• **Material supplied**:
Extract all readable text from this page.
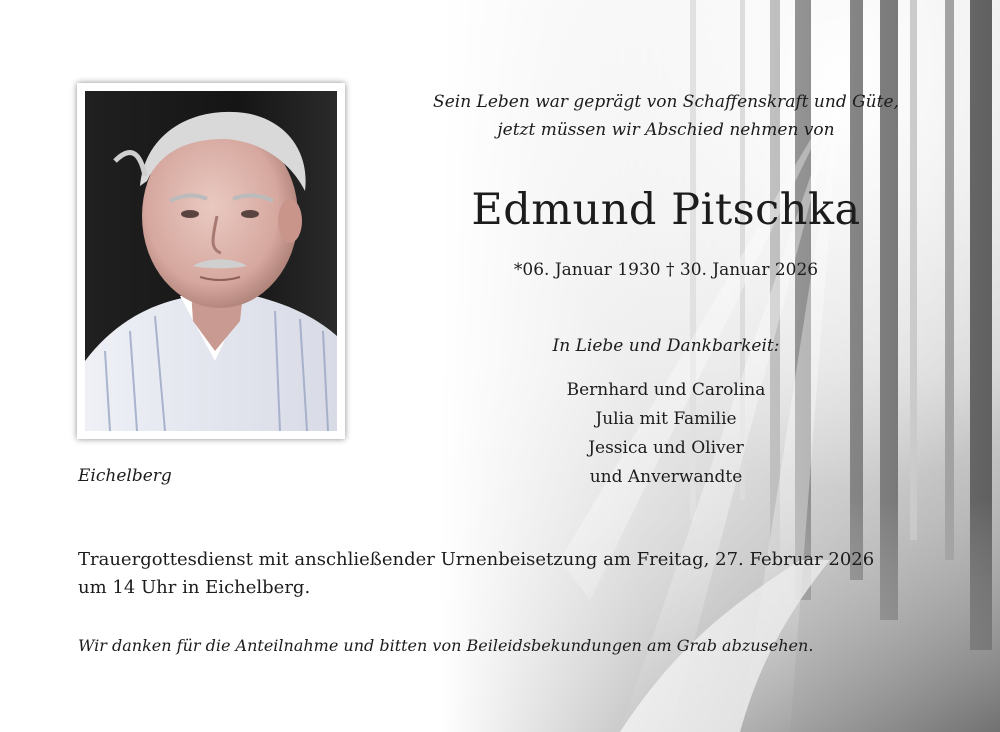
Sein Leben war geprägt von Schaffenskraft und Güte,
jetzt müssen wir Abschied nehmen von
Edmund Pitschka
*06. Januar 1930 † 30. Januar 2026
In Liebe und Dankbarkeit:
Bernhard und Carolina
Julia mit Familie
Jessica und Oliver
und Anverwandte
Eichelberg
Trauergottesdienst mit anschließender Urnenbeisetzung am Freitag, 27. Februar 2026
um 14 Uhr in Eichelberg.
Wir danken für die Anteilnahme und bitten von Beileidsbekundungen am Grab abzusehen.
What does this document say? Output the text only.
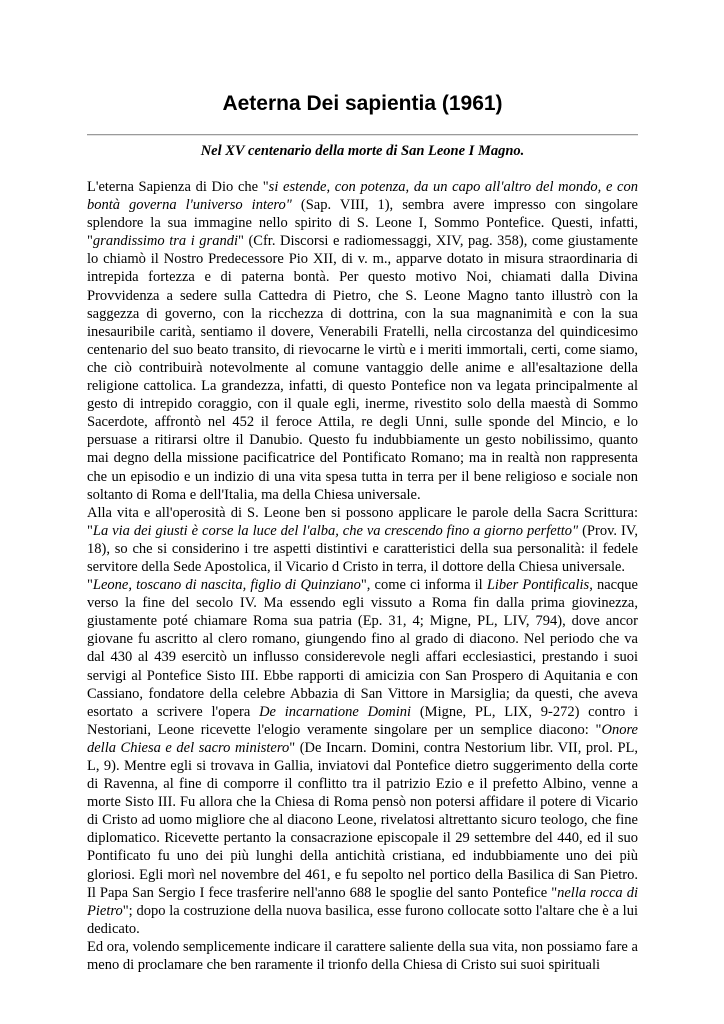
Aeterna Dei sapientia (1961)
Nel XV centenario della morte di San Leone I Magno.

L'eterna Sapienza di Dio che "si estende, con potenza, da un capo all'altro del mondo, e con bontà governa l'universo intero" (Sap. VIII, 1), sembra avere impresso con singolare splendore la sua immagine nello spirito di S. Leone I, Sommo Pontefice. Questi, infatti, "grandissimo tra i grandi" (Cfr. Discorsi e radiomessaggi, XIV, pag. 358), come giustamente lo chiamò il Nostro Predecessore Pio XII, di v. m., apparve dotato in misura straordinaria di intrepida fortezza e di paterna bontà. Per questo motivo Noi, chiamati dalla Divina Provvidenza a sedere sulla Cattedra di Pietro, che S. Leone Magno tanto illustrò con la saggezza di governo, con la ricchezza di dottrina, con la sua magnanimità e con la sua inesauribile carità, sentiamo il dovere, Venerabili Fratelli, nella circostanza del quindicesimo centenario del suo beato transito, di rievocarne le virtù e i meriti immortali, certi, come siamo, che ciò contribuirà notevolmente al comune vantaggio delle anime e all'esaltazione della religione cattolica. La grandezza, infatti, di questo Pontefice non va legata principalmente al gesto di intrepido coraggio, con il quale egli, inerme, rivestito solo della maestà di Sommo Sacerdote, affrontò nel 452 il feroce Attila, re degli Unni, sulle sponde del Mincio, e lo persuase a ritirarsi oltre il Danubio. Questo fu indubbiamente un gesto nobilissimo, quanto mai degno della missione pacificatrice del Pontificato Romano; ma in realtà non rappresenta che un episodio e un indizio di una vita spesa tutta in terra per il bene religioso e sociale non soltanto di Roma e dell'Italia, ma della Chiesa universale.

Alla vita e all'operosità di S. Leone ben si possono applicare le parole della Sacra Scrittura: "La via dei giusti è corse la luce del l'alba, che va crescendo fino a giorno perfetto" (Prov. IV, 18), so che si considerino i tre aspetti distintivi e caratteristici della sua personalità: il fedele servitore della Sede Apostolica, il Vicario d Cristo in terra, il dottore della Chiesa universale.

"Leone, toscano di nascita, figlio di Quinziano", come ci informa il Liber Pontificalis, nacque verso la fine del secolo IV. Ma essendo egli vissuto a Roma fin dalla prima giovinezza, giustamente poté chiamare Roma sua patria (Ep. 31, 4; Migne, PL, LIV, 794), dove ancor giovane fu ascritto al clero romano, giungendo fino al grado di diacono. Nel periodo che va dal 430 al 439 esercitò un influsso considerevole negli affari ecclesiastici, prestando i suoi servigi al Pontefice Sisto III. Ebbe rapporti di amicizia con San Prospero di Aquitania e con Cassiano, fondatore della celebre Abbazia di San Vittore in Marsiglia; da questi, che aveva esortato a scrivere l'opera De incarnatione Domini (Migne, PL, LIX, 9-272) contro i Nestoriani, Leone ricevette l'elogio veramente singolare per un semplice diacono: "Onore della Chiesa e del sacro ministero" (De Incarn. Domini, contra Nestorium libr. VII, prol. PL, L, 9). Mentre egli si trovava in Gallia, inviatovi dal Pontefice dietro suggerimento della corte di Ravenna, al fine di comporre il conflitto tra il patrizio Ezio e il prefetto Albino, venne a morte Sisto III. Fu allora che la Chiesa di Roma pensò non potersi affidare il potere di Vicario di Cristo ad uomo migliore che al diacono Leone, rivelatosi altrettanto sicuro teologo, che fine diplomatico. Ricevette pertanto la consacrazione episcopale il 29 settembre del 440, ed il suo Pontificato fu uno dei più lunghi della antichità cristiana, ed indubbiamente uno dei più gloriosi. Egli morì nel novembre del 461, e fu sepolto nel portico della Basilica di San Pietro. Il Papa San Sergio I fece trasferire nell'anno 688 le spoglie del santo Pontefice "nella rocca di Pietro"; dopo la costruzione della nuova basilica, esse furono collocate sotto l'altare che è a lui dedicato.

Ed ora, volendo semplicemente indicare il carattere saliente della sua vita, non possiamo fare a meno di proclamare che ben raramente il trionfo della Chiesa di Cristo sui suoi spirituali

• **Set exercise**:
Quote every record above exactly, leaving out any pictures.

• **Task output**:
Extract all readable text from this page.
Sein Leben war geprägt von Schaffenskraft und Güte,
jetzt müssen wir Abschied nehmen von
Edmund Pitschka
*06. Januar 1930 † 30. Januar 2026
In Liebe und Dankbarkeit:
Bernhard und Carolina
Julia mit Familie
Jessica und Oliver
und Anverwandte
Eichelberg
Trauergottesdienst mit anschließender Urnenbeisetzung am Freitag, 27. Februar 2026
um 14 Uhr in Eichelberg.
Wir danken für die Anteilnahme und bitten von Beileidsbekundungen am Grab abzusehen.
What does this document say? Output the text only.
Aeterna Dei sapientia (1961)
Nel XV centenario della morte di San Leone I Magno.

L'eterna Sapienza di Dio che "si estende, con potenza, da un capo all'altro del mondo, e con bontà governa l'universo intero" (Sap. VIII, 1), sembra avere impresso con singolare splendore la sua immagine nello spirito di S. Leone I, Sommo Pontefice. Questi, infatti, "grandissimo tra i grandi" (Cfr. Discorsi e radiomessaggi, XIV, pag. 358), come giustamente lo chiamò il Nostro Predecessore Pio XII, di v. m., apparve dotato in misura straordinaria di intrepida fortezza e di paterna bontà. Per questo motivo Noi, chiamati dalla Divina Provvidenza a sedere sulla Cattedra di Pietro, che S. Leone Magno tanto illustrò con la saggezza di governo, con la ricchezza di dottrina, con la sua magnanimità e con la sua inesauribile carità, sentiamo il dovere, Venerabili Fratelli, nella circostanza del quindicesimo centenario del suo beato transito, di rievocarne le virtù e i meriti immortali, certi, come siamo, che ciò contribuirà notevolmente al comune vantaggio delle anime e all'esaltazione della religione cattolica. La grandezza, infatti, di questo Pontefice non va legata principalmente al gesto di intrepido coraggio, con il quale egli, inerme, rivestito solo della maestà di Sommo Sacerdote, affrontò nel 452 il feroce Attila, re degli Unni, sulle sponde del Mincio, e lo persuase a ritirarsi oltre il Danubio. Questo fu indubbiamente un gesto nobilissimo, quanto mai degno della missione pacificatrice del Pontificato Romano; ma in realtà non rappresenta che un episodio e un indizio di una vita spesa tutta in terra per il bene religioso e sociale non soltanto di Roma e dell'Italia, ma della Chiesa universale.

Alla vita e all'operosità di S. Leone ben si possono applicare le parole della Sacra Scrittura: "La via dei giusti è corse la luce del l'alba, che va crescendo fino a giorno perfetto" (Prov. IV, 18), so che si considerino i tre aspetti distintivi e caratteristici della sua personalità: il fedele servitore della Sede Apostolica, il Vicario d Cristo in terra, il dottore della Chiesa universale.

"Leone, toscano di nascita, figlio di Quinziano", come ci informa il Liber Pontificalis, nacque verso la fine del secolo IV. Ma essendo egli vissuto a Roma fin dalla prima giovinezza, giustamente poté chiamare Roma sua patria (Ep. 31, 4; Migne, PL, LIV, 794), dove ancor giovane fu ascritto al clero romano, giungendo fino al grado di diacono. Nel periodo che va dal 430 al 439 esercitò un influsso considerevole negli affari ecclesiastici, prestando i suoi servigi al Pontefice Sisto III. Ebbe rapporti di amicizia con San Prospero di Aquitania e con Cassiano, fondatore della celebre Abbazia di San Vittore in Marsiglia; da questi, che aveva esortato a scrivere l'opera De incarnatione Domini (Migne, PL, LIX, 9-272) contro i Nestoriani, Leone ricevette l'elogio veramente singolare per un semplice diacono: "Onore della Chiesa e del sacro ministero" (De Incarn. Domini, contra Nestorium libr. VII, prol. PL, L, 9). Mentre egli si trovava in Gallia, inviatovi dal Pontefice dietro suggerimento della corte di Ravenna, al fine di comporre il conflitto tra il patrizio Ezio e il prefetto Albino, venne a morte Sisto III. Fu allora che la Chiesa di Roma pensò non potersi affidare il potere di Vicario di Cristo ad uomo migliore che al diacono Leone, rivelatosi altrettanto sicuro teologo, che fine diplomatico. Ricevette pertanto la consacrazione episcopale il 29 settembre del 440, ed il suo Pontificato fu uno dei più lunghi della antichità cristiana, ed indubbiamente uno dei più gloriosi. Egli morì nel novembre del 461, e fu sepolto nel portico della Basilica di San Pietro. Il Papa San Sergio I fece trasferire nell'anno 688 le spoglie del santo Pontefice "nella rocca di Pietro"; dopo la costruzione della nuova basilica, esse furono collocate sotto l'altare che è a lui dedicato.

Ed ora, volendo semplicemente indicare il carattere saliente della sua vita, non possiamo fare a meno di proclamare che ben raramente il trionfo della Chiesa di Cristo sui suoi spirituali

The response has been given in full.